Recorded information:
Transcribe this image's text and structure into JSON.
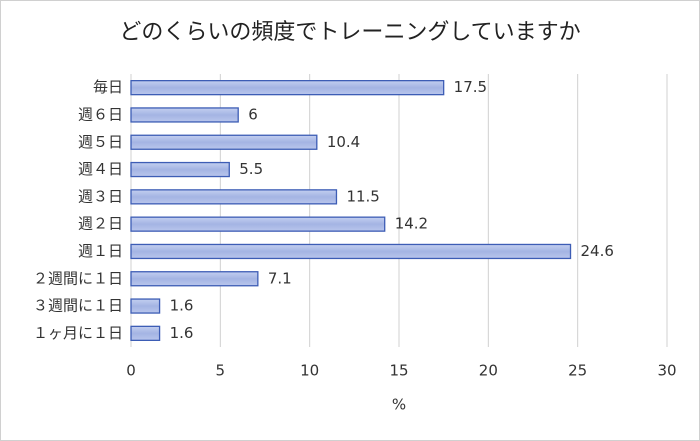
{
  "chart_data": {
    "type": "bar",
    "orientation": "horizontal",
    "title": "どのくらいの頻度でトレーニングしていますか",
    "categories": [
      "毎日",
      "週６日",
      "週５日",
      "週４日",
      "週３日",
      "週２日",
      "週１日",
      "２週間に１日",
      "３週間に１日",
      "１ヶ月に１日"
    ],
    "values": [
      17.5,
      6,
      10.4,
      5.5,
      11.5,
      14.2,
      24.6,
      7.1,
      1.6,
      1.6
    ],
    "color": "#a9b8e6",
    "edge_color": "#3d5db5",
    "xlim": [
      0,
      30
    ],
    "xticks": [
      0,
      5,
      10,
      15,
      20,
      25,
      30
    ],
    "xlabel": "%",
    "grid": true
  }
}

Your instructions:
Copy each line above precisely, dropping the pictures.

Task result:
Transcribe this image's text and structure into JSON.
{
  "chart_data": {
    "type": "bar",
    "orientation": "horizontal",
    "title": "どのくらいの頻度でトレーニングしていますか",
    "categories": [
      "毎日",
      "週６日",
      "週５日",
      "週４日",
      "週３日",
      "週２日",
      "週１日",
      "２週間に１日",
      "３週間に１日",
      "１ヶ月に１日"
    ],
    "values": [
      17.5,
      6,
      10.4,
      5.5,
      11.5,
      14.2,
      24.6,
      7.1,
      1.6,
      1.6
    ],
    "color": "#a9b8e6",
    "edge_color": "#3d5db5",
    "xlim": [
      0,
      30
    ],
    "xticks": [
      0,
      5,
      10,
      15,
      20,
      25,
      30
    ],
    "xlabel": "%",
    "grid": true
  }
}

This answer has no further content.